┌──
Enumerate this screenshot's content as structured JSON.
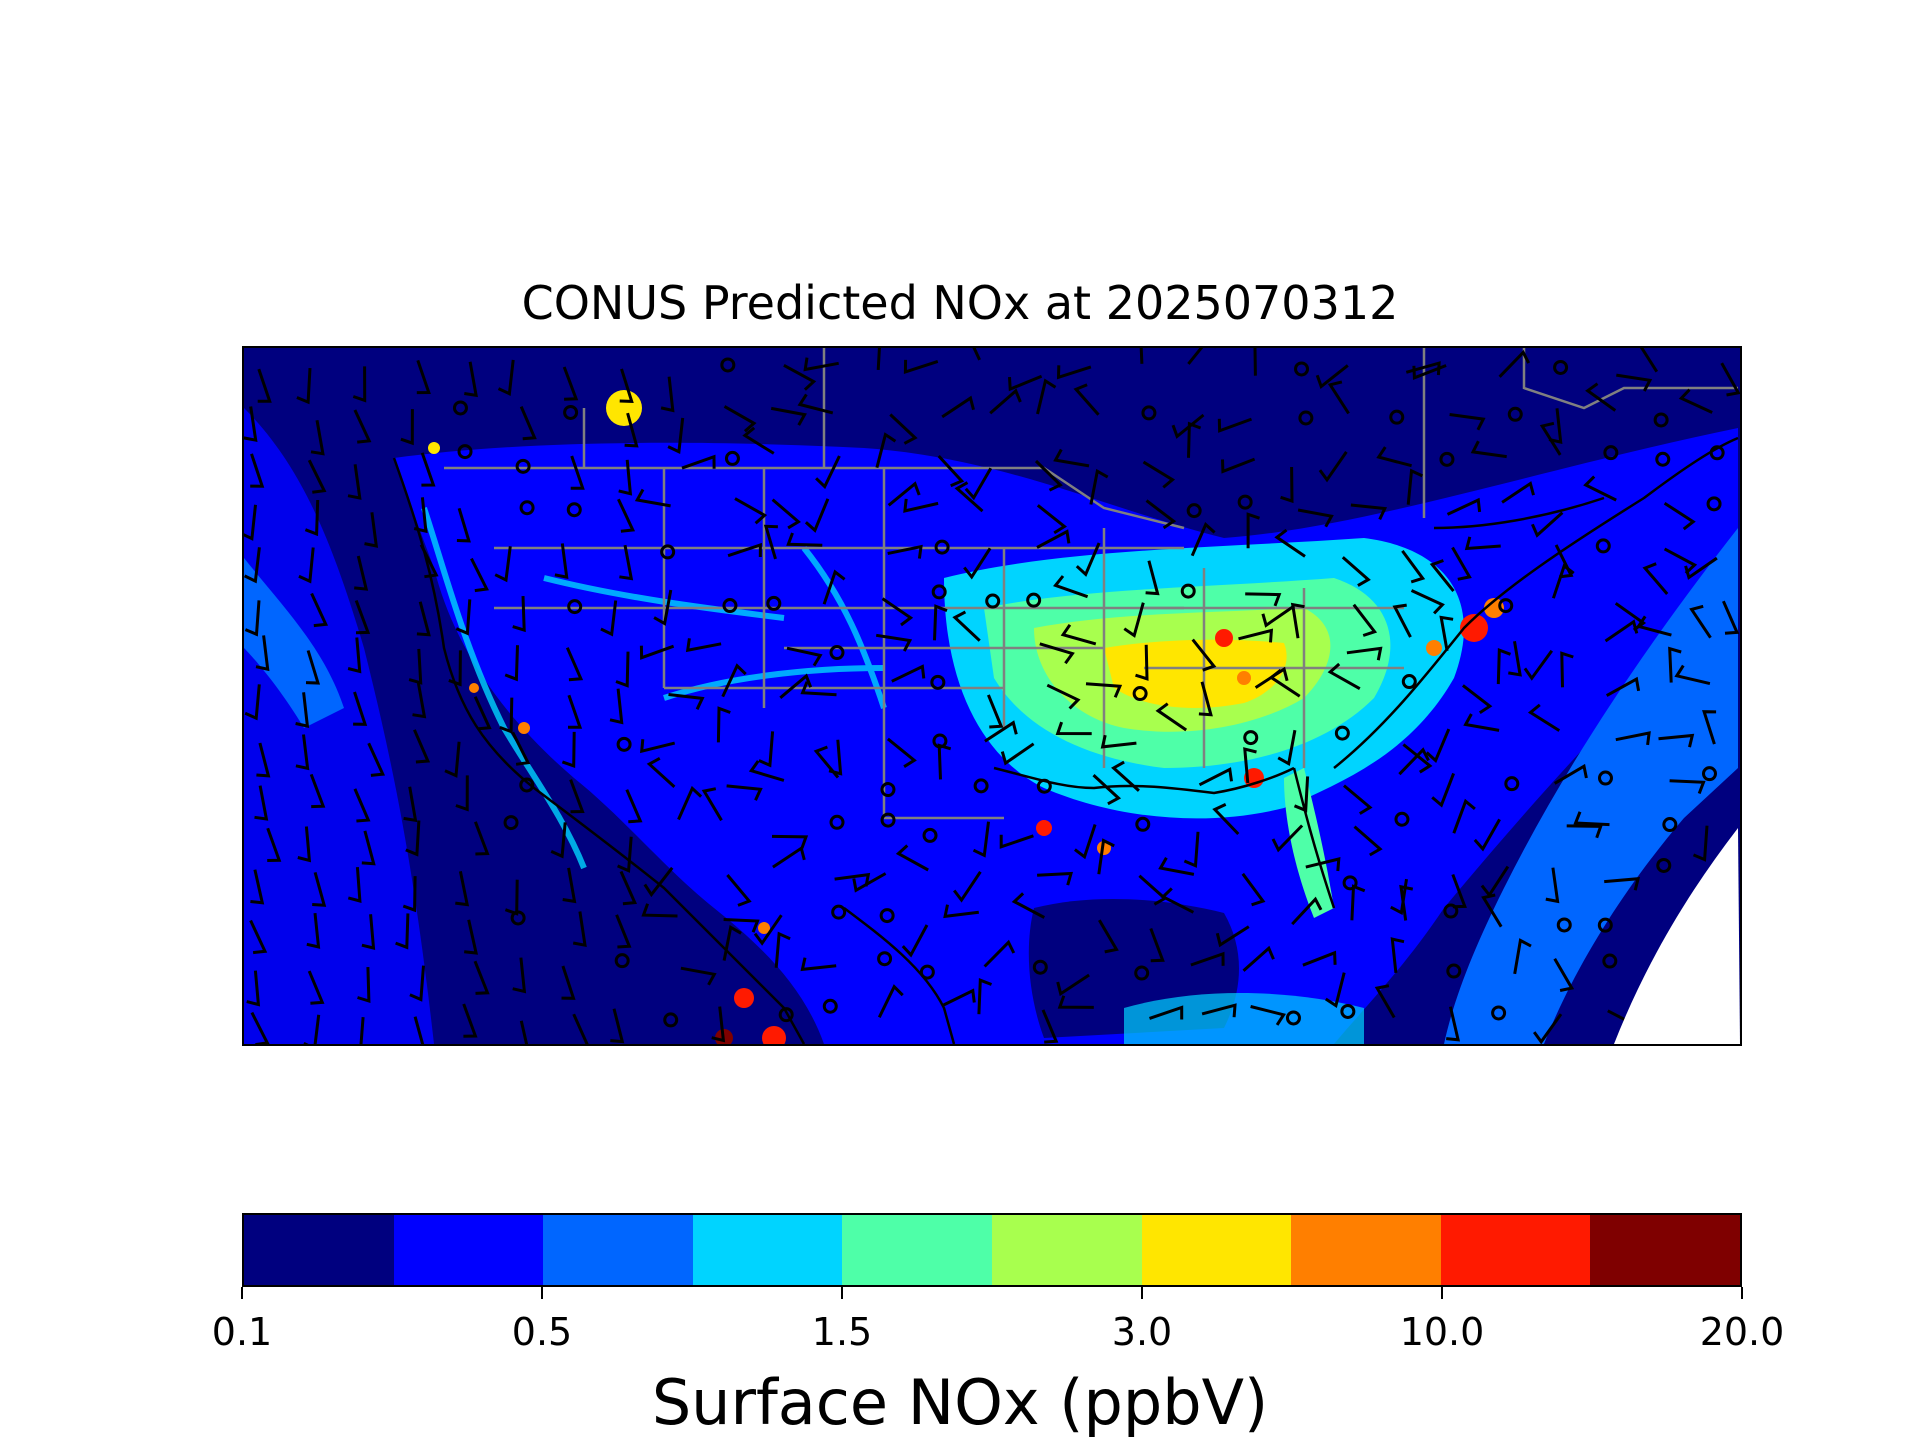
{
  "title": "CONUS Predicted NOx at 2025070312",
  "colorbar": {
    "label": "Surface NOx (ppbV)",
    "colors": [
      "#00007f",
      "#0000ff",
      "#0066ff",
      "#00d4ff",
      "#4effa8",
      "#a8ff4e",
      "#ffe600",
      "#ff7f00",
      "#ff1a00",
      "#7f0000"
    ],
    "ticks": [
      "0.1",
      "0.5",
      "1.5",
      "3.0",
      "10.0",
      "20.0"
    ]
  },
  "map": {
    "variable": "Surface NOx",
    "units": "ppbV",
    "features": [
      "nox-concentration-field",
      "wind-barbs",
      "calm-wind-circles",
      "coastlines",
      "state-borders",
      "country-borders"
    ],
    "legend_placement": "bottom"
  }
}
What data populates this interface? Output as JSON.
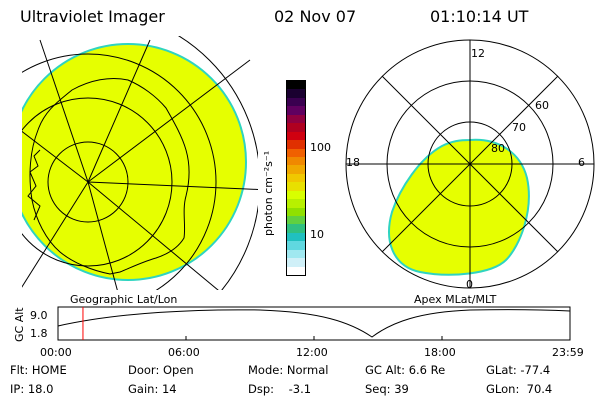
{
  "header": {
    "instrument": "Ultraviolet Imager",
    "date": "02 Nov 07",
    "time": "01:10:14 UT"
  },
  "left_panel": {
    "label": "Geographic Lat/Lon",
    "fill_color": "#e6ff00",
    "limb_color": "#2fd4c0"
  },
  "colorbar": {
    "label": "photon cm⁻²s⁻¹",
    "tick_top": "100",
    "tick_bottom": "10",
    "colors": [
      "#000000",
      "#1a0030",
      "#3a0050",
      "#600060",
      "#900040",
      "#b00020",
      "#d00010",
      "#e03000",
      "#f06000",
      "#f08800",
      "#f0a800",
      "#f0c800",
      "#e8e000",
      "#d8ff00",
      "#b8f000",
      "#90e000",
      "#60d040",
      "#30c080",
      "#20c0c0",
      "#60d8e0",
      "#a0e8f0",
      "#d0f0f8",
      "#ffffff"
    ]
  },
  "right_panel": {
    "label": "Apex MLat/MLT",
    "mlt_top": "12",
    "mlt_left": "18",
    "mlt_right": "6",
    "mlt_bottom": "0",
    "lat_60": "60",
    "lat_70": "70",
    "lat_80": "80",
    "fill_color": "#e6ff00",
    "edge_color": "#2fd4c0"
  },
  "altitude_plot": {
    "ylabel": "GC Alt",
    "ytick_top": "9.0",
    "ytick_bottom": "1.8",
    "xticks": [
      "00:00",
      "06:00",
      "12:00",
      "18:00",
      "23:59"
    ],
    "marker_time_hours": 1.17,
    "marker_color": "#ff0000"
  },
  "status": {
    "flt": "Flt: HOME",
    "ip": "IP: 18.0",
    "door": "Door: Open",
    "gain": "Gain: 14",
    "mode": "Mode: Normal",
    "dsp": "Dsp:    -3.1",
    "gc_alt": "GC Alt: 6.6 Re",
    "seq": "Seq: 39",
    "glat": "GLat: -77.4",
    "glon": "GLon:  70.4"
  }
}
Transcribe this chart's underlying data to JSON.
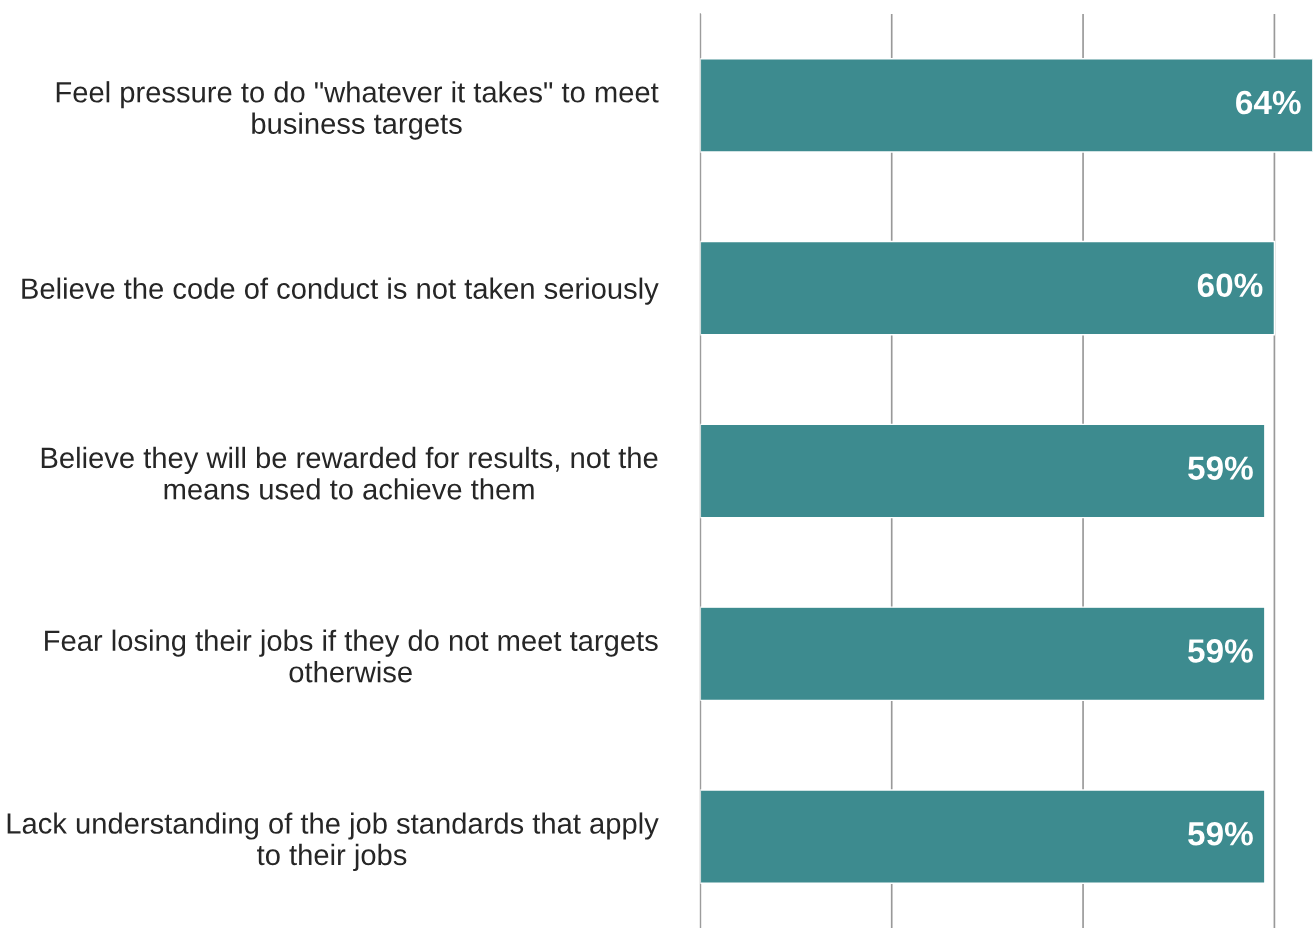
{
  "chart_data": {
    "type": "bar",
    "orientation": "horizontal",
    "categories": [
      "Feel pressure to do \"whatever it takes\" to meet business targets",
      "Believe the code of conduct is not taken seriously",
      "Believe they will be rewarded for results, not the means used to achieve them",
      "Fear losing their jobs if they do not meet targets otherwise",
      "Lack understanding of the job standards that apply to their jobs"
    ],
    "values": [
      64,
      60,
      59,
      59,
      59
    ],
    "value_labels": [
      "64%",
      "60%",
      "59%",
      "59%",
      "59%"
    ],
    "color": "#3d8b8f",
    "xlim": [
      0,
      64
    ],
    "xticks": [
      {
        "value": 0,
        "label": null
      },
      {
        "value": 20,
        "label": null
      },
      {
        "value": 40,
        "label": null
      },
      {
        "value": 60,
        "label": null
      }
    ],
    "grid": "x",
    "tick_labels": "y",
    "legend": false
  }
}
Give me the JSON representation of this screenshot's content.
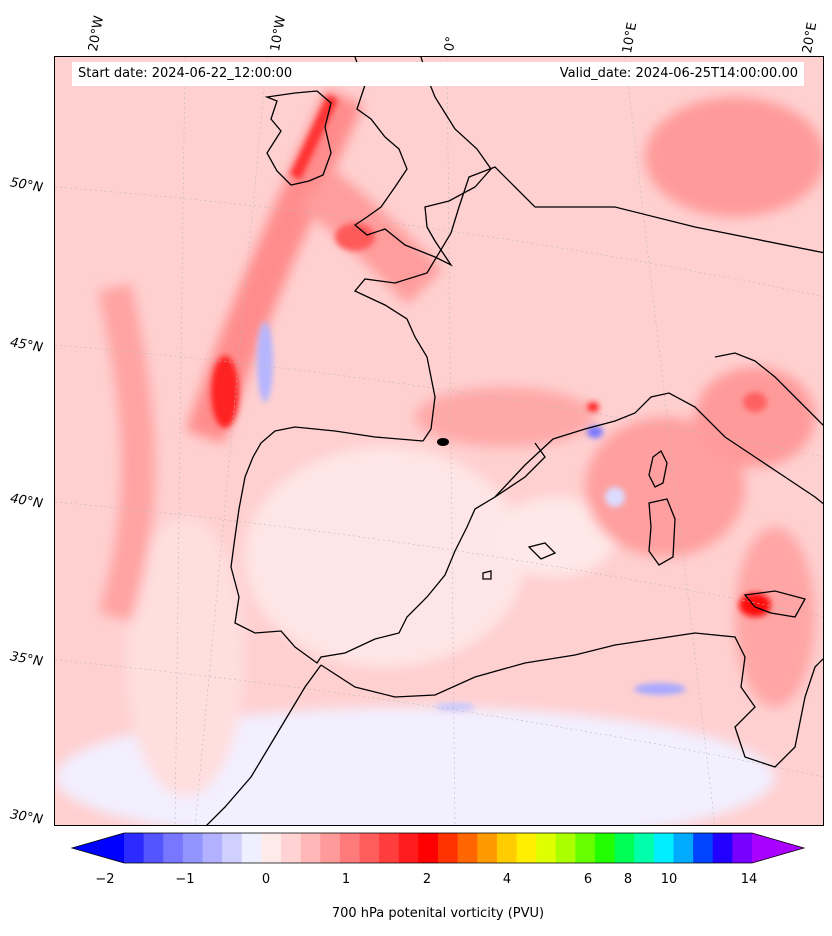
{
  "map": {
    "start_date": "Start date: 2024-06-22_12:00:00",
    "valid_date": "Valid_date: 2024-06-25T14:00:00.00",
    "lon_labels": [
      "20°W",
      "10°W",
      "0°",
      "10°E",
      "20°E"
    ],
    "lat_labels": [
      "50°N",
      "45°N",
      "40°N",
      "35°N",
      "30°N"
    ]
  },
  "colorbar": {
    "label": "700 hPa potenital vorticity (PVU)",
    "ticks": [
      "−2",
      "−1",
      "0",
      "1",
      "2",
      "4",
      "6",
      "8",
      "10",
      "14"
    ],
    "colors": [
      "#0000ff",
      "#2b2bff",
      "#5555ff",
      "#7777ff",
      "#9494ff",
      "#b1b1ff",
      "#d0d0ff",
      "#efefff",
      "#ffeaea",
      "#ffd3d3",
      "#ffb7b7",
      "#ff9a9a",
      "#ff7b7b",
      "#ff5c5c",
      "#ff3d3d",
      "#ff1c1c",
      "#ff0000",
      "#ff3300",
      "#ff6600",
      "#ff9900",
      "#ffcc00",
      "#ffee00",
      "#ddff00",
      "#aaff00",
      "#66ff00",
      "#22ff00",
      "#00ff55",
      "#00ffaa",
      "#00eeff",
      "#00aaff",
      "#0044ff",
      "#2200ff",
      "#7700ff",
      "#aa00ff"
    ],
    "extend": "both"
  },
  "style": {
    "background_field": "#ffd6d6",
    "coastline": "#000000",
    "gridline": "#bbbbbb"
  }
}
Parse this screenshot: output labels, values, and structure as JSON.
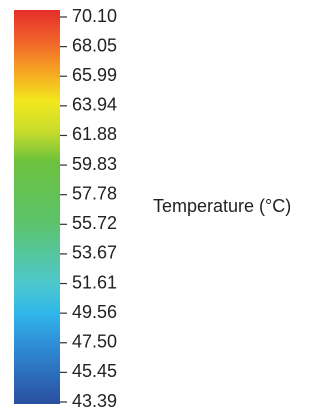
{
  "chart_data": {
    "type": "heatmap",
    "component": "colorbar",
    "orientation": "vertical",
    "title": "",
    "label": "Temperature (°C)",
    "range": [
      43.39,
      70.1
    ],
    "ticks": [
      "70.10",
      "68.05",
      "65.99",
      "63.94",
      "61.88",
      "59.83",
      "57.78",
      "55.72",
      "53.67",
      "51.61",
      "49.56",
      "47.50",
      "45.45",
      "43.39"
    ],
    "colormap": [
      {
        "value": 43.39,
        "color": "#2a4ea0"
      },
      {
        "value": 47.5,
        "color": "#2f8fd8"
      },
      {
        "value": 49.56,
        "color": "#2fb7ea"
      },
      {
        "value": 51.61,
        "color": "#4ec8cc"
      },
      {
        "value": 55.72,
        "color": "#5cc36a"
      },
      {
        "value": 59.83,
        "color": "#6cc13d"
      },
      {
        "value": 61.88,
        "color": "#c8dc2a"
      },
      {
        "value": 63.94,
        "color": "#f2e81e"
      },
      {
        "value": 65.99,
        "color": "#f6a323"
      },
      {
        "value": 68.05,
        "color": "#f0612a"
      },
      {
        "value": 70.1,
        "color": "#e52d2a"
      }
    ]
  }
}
└──
Set down only the lines running from the line with "Parse this screenshot: output" to the end of the entries, inclusive; omit every picture.

Task response:
Parse this screenshot: output labels, values, and structure as JSON.
{
  "chart_data": {
    "type": "heatmap",
    "component": "colorbar",
    "orientation": "vertical",
    "title": "",
    "label": "Temperature (°C)",
    "range": [
      43.39,
      70.1
    ],
    "ticks": [
      "70.10",
      "68.05",
      "65.99",
      "63.94",
      "61.88",
      "59.83",
      "57.78",
      "55.72",
      "53.67",
      "51.61",
      "49.56",
      "47.50",
      "45.45",
      "43.39"
    ],
    "colormap": [
      {
        "value": 43.39,
        "color": "#2a4ea0"
      },
      {
        "value": 47.5,
        "color": "#2f8fd8"
      },
      {
        "value": 49.56,
        "color": "#2fb7ea"
      },
      {
        "value": 51.61,
        "color": "#4ec8cc"
      },
      {
        "value": 55.72,
        "color": "#5cc36a"
      },
      {
        "value": 59.83,
        "color": "#6cc13d"
      },
      {
        "value": 61.88,
        "color": "#c8dc2a"
      },
      {
        "value": 63.94,
        "color": "#f2e81e"
      },
      {
        "value": 65.99,
        "color": "#f6a323"
      },
      {
        "value": 68.05,
        "color": "#f0612a"
      },
      {
        "value": 70.1,
        "color": "#e52d2a"
      }
    ]
  }
}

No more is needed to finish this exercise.